▸ WHAT THE EXERCISE ASKS:
In the entries below, find the lines with the word "software" and copy them.

▸ Data excerpts:
----------

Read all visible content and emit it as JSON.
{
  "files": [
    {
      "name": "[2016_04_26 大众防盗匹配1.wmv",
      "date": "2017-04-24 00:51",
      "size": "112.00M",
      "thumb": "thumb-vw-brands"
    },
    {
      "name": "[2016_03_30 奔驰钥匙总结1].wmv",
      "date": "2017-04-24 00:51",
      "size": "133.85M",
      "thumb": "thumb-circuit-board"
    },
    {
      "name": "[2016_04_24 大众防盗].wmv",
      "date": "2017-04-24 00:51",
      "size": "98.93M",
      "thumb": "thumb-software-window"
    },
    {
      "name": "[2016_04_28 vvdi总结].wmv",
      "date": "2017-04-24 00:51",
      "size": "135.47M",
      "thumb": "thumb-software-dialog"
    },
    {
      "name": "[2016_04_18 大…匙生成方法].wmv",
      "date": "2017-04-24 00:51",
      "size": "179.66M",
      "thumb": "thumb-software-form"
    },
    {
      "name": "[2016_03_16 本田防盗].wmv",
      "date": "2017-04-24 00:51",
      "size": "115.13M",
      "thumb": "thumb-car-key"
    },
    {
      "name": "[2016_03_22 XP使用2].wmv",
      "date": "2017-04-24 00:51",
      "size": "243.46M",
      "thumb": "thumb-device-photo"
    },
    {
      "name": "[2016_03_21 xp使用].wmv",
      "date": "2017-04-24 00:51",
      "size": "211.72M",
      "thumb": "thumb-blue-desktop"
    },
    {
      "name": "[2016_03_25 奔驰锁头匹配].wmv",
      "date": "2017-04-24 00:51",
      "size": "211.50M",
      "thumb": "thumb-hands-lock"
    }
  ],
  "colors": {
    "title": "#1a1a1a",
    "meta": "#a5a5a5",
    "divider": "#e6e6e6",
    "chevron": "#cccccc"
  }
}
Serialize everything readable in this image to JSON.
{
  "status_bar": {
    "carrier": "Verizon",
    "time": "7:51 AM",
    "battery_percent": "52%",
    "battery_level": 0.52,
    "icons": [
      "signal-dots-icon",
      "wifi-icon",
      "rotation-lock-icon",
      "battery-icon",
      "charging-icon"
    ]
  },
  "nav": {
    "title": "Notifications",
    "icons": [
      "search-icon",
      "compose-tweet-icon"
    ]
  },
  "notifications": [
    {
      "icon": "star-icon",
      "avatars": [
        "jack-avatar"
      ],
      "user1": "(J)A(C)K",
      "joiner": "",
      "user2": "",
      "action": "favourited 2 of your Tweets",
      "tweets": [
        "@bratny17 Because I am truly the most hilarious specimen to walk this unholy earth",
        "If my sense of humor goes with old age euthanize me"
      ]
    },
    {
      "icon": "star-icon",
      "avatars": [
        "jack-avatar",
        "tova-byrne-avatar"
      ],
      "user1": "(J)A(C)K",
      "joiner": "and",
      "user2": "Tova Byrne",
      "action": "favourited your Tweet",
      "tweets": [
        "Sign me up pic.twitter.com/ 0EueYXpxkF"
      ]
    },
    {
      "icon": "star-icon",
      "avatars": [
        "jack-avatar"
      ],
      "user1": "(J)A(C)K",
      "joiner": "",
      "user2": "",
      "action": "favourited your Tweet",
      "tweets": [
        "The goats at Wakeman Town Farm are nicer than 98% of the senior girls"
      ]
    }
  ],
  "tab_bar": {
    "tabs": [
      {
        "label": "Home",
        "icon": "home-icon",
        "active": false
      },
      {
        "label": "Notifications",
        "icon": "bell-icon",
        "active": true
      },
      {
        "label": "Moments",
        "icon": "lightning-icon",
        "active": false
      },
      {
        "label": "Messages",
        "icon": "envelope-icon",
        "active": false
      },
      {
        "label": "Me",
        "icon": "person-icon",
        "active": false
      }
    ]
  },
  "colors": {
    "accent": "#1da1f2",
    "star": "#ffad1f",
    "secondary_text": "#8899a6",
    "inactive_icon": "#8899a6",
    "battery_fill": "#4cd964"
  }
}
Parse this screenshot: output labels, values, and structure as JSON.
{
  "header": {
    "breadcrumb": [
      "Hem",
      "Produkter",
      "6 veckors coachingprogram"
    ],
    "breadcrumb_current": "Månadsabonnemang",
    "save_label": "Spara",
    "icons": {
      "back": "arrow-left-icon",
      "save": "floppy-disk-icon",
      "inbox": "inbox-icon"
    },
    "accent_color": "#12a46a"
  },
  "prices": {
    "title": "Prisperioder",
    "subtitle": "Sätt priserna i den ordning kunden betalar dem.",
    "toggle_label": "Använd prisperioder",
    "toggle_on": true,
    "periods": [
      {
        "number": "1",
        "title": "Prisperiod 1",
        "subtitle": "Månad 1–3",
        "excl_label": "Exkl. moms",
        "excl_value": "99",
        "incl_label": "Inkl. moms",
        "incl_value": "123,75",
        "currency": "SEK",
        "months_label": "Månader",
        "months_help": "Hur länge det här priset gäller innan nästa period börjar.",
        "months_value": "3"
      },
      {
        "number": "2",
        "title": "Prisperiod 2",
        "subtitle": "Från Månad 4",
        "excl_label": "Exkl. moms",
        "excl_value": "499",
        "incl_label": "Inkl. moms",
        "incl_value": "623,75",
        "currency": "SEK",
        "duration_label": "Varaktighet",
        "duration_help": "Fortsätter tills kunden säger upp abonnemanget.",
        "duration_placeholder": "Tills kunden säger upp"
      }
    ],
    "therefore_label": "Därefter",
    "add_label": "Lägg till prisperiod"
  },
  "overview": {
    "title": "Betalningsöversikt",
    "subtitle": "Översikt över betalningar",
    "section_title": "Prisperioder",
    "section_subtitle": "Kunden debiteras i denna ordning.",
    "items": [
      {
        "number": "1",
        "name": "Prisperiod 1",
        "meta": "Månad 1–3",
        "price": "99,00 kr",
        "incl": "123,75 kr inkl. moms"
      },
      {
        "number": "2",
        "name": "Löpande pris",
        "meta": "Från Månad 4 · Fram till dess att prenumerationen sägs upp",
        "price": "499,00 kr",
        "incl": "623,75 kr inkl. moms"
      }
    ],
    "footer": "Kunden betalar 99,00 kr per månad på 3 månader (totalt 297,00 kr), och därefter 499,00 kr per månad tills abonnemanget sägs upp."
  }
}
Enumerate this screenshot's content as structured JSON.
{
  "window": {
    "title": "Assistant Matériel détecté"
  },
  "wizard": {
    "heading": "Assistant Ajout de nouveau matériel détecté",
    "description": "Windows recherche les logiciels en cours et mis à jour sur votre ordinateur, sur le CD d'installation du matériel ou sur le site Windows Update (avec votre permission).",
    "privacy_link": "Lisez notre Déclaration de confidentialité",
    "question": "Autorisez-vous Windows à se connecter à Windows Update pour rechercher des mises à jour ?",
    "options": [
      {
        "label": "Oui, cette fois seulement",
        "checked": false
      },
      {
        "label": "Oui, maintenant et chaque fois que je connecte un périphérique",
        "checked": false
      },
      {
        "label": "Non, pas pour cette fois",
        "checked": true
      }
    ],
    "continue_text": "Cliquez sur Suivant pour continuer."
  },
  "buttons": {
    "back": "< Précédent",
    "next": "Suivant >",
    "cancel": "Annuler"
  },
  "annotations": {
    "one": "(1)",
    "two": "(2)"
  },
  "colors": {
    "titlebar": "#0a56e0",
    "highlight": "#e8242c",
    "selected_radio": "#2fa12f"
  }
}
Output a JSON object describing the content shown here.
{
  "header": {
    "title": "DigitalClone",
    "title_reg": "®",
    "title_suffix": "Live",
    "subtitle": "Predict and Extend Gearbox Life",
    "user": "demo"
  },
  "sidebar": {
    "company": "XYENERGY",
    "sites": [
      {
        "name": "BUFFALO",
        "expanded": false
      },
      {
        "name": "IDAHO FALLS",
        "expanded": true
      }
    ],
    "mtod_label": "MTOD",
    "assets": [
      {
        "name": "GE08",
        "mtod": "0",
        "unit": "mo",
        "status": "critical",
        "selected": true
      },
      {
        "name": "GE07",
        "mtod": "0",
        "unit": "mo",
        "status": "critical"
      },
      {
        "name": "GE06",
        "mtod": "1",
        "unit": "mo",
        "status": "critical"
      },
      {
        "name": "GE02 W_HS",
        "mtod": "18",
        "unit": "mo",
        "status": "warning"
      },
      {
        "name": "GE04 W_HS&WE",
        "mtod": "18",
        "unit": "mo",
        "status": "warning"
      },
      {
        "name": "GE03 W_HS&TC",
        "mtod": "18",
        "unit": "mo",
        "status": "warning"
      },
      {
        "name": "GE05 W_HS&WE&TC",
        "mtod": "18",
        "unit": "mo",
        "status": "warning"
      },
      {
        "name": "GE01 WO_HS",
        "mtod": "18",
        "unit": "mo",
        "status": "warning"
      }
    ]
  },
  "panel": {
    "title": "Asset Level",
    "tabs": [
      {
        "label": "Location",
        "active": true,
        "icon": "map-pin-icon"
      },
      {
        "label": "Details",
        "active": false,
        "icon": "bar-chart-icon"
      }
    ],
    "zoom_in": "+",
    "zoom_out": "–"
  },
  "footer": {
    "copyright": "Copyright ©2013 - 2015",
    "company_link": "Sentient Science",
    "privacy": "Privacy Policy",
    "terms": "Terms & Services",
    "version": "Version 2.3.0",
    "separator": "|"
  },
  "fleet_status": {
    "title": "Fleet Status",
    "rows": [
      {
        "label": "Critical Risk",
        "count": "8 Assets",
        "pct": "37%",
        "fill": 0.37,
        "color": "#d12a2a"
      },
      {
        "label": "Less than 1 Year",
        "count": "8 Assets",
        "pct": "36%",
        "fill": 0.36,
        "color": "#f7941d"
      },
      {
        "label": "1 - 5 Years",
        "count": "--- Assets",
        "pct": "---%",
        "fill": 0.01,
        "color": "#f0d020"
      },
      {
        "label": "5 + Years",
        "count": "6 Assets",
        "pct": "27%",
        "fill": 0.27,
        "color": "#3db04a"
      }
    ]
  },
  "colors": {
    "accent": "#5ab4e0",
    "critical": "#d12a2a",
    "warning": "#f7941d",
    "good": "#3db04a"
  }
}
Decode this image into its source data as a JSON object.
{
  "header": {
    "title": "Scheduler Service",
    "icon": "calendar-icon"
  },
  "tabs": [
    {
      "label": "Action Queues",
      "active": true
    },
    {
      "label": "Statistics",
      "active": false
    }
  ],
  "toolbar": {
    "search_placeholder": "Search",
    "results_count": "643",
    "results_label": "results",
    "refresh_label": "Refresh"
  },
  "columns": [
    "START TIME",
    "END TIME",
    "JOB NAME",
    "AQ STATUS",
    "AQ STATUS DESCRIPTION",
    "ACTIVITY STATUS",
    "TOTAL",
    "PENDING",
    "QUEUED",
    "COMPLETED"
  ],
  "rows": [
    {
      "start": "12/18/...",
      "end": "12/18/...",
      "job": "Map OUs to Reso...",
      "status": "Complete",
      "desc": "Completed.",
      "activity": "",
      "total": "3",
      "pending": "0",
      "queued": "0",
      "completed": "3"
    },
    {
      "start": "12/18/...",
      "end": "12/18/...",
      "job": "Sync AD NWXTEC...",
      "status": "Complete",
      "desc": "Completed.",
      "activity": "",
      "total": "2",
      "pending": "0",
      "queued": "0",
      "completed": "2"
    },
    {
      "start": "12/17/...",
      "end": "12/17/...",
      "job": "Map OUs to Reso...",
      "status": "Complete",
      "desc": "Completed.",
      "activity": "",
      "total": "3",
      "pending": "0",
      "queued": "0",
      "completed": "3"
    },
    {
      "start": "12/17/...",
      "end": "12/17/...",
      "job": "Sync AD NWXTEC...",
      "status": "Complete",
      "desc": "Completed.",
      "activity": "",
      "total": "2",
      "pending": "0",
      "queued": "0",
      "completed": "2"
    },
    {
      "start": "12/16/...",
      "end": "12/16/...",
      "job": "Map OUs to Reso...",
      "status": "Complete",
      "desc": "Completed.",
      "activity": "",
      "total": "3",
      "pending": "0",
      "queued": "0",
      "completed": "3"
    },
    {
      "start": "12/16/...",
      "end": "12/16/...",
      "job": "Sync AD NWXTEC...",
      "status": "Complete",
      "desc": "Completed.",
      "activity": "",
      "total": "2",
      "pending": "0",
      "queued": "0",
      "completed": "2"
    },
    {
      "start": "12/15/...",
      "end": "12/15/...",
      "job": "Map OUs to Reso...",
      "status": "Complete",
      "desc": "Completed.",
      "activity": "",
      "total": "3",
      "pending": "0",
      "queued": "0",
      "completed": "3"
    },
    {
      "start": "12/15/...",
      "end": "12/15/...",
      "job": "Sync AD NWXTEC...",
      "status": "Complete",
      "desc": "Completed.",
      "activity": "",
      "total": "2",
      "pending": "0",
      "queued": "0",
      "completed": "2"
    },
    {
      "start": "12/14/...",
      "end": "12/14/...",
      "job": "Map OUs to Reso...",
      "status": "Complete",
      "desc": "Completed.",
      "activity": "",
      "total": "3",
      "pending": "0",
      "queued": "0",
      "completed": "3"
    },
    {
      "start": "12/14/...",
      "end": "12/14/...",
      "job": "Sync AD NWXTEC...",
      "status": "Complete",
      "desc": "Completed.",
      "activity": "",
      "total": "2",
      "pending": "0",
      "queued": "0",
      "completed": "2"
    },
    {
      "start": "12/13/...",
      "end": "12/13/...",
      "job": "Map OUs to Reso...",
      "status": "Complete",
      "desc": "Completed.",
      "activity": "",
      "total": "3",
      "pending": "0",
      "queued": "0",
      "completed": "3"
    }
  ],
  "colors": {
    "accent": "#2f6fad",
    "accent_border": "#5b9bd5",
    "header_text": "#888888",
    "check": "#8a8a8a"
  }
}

----------

▸ PROBLEM SOLUTION:
      "thumb": "thumb-software-window"
      "thumb": "thumb-software-dialog"
      "thumb": "thumb-software-form"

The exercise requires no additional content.